EXERCISE DETAILS
Lift out each line of the data that holds "Matched".

(Items from a figure collection)
-*-*-
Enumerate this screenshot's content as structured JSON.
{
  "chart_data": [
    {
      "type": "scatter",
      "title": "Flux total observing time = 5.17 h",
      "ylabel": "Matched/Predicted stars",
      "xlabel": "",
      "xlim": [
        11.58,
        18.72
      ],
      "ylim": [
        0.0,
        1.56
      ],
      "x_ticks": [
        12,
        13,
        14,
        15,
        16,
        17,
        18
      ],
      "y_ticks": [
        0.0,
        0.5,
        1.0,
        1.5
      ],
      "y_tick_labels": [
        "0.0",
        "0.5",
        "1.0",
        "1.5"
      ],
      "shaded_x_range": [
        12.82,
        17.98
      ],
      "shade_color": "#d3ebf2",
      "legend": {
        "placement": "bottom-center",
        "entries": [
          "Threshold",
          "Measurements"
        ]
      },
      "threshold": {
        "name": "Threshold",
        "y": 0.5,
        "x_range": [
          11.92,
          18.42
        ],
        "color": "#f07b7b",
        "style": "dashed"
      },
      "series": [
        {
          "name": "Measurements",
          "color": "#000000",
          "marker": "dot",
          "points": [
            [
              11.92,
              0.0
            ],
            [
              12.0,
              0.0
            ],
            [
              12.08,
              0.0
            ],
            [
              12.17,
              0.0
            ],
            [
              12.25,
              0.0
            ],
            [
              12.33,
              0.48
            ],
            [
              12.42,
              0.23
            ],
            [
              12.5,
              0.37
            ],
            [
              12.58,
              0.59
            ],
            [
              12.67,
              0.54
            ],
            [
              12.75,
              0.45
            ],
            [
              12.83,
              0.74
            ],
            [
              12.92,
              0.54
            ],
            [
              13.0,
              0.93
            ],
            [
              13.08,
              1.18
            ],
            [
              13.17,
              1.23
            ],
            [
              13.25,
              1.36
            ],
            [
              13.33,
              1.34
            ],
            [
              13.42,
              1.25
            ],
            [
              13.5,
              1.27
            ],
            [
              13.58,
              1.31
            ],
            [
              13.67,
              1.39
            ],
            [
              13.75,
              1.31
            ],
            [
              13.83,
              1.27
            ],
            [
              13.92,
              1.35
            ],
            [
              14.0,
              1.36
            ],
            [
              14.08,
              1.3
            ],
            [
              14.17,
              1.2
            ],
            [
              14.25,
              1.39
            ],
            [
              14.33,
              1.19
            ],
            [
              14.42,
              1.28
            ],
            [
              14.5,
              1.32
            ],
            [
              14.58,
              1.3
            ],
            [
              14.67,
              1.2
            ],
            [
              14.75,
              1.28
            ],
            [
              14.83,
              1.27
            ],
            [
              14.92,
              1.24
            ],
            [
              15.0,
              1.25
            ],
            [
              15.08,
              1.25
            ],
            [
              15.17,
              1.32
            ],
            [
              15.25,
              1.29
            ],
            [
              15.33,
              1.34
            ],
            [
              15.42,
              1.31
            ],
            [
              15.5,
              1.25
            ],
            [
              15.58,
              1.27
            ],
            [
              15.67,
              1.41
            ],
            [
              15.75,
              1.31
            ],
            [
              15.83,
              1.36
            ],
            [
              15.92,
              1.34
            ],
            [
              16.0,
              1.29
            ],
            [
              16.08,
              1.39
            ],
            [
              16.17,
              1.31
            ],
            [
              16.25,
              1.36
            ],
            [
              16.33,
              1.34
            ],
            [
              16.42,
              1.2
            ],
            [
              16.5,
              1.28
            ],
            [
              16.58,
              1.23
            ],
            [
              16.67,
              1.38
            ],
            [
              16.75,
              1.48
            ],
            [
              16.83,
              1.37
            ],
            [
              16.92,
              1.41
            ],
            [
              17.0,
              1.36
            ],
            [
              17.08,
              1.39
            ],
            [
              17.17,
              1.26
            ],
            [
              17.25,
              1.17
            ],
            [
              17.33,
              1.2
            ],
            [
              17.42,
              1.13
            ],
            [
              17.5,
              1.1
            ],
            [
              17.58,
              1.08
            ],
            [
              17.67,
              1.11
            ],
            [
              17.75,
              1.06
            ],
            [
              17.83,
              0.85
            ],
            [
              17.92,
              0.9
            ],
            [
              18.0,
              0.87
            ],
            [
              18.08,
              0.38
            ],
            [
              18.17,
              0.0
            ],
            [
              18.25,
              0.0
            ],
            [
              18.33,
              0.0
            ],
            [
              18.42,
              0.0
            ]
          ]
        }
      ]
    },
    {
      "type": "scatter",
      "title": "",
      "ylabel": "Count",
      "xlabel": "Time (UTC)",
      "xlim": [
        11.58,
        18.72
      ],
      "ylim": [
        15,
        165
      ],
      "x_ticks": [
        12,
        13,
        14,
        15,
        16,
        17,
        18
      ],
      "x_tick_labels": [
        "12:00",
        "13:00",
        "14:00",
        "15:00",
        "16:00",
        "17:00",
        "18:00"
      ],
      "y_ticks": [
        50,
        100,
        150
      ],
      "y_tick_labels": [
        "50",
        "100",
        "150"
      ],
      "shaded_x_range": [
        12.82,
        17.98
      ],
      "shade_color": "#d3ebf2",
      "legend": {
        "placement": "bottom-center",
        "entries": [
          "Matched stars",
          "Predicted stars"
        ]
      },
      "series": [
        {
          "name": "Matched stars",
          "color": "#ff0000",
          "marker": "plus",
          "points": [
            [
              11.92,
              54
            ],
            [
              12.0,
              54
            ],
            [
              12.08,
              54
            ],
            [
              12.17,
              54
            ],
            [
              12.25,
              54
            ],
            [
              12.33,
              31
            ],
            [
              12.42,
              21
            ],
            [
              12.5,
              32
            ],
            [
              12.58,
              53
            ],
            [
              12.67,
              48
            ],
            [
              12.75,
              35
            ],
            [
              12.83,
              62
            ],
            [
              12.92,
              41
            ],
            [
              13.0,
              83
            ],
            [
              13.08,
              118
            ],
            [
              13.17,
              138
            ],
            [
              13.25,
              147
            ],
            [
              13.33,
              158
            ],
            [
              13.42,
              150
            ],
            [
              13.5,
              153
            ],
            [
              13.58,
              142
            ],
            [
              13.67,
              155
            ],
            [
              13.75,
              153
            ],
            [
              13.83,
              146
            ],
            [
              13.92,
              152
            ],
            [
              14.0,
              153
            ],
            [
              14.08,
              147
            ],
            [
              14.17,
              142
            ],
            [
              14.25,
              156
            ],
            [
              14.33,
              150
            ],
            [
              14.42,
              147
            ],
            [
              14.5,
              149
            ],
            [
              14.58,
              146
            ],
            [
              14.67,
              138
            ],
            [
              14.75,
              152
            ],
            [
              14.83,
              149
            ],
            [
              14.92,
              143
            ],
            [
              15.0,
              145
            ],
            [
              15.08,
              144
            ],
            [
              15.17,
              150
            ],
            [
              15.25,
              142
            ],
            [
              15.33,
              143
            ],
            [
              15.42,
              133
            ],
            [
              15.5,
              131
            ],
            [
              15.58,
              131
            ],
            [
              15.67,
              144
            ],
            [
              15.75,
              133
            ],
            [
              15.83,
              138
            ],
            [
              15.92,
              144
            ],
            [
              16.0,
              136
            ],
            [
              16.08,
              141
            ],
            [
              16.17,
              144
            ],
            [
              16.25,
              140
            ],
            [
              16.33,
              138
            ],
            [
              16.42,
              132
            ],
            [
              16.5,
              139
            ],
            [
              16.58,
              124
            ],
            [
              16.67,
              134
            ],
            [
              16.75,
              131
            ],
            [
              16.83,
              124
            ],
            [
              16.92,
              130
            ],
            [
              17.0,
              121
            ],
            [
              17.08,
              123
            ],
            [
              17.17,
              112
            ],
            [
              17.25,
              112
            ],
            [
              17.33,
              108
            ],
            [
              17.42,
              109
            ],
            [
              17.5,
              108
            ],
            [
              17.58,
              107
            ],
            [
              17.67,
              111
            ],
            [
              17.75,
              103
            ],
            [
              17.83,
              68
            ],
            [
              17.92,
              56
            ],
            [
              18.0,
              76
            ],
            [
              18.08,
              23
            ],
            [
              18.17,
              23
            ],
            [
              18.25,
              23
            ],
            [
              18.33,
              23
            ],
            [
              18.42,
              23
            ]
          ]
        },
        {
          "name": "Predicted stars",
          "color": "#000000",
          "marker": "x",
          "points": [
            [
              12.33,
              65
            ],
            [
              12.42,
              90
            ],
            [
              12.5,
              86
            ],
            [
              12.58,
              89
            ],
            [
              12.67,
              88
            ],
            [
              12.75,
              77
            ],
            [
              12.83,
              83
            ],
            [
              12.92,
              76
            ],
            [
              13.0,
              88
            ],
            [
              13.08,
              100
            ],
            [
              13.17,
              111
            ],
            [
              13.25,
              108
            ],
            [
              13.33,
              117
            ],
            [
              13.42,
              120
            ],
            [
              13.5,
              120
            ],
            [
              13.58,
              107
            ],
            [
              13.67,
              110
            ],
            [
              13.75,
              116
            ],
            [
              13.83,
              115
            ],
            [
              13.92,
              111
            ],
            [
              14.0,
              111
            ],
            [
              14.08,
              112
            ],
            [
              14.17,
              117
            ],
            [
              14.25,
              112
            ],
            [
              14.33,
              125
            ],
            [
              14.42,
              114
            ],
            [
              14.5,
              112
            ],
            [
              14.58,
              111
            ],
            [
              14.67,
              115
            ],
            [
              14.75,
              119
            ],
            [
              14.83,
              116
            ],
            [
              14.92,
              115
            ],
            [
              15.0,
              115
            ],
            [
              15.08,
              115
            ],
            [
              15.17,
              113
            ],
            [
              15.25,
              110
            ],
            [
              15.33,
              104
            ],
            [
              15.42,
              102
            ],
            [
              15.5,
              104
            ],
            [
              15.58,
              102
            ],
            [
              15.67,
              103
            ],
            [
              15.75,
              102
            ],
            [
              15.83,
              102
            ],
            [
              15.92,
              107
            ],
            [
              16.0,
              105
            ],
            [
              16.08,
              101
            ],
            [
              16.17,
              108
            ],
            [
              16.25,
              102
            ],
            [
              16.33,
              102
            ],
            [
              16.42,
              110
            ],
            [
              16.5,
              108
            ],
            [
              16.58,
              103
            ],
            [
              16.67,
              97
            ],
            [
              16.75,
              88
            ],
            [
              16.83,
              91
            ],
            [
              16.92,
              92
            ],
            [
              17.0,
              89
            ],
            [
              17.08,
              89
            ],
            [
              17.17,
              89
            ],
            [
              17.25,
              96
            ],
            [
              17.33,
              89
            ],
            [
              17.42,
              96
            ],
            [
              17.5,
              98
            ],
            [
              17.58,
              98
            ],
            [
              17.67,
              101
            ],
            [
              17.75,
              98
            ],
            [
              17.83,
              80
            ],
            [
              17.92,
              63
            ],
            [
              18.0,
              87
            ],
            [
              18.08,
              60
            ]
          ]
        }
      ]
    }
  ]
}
-*-*-
PROBLEM SOLUTION
      "ylabel": "Matched/Predicted stars",
          "Matched stars",
          "name": "Matched stars",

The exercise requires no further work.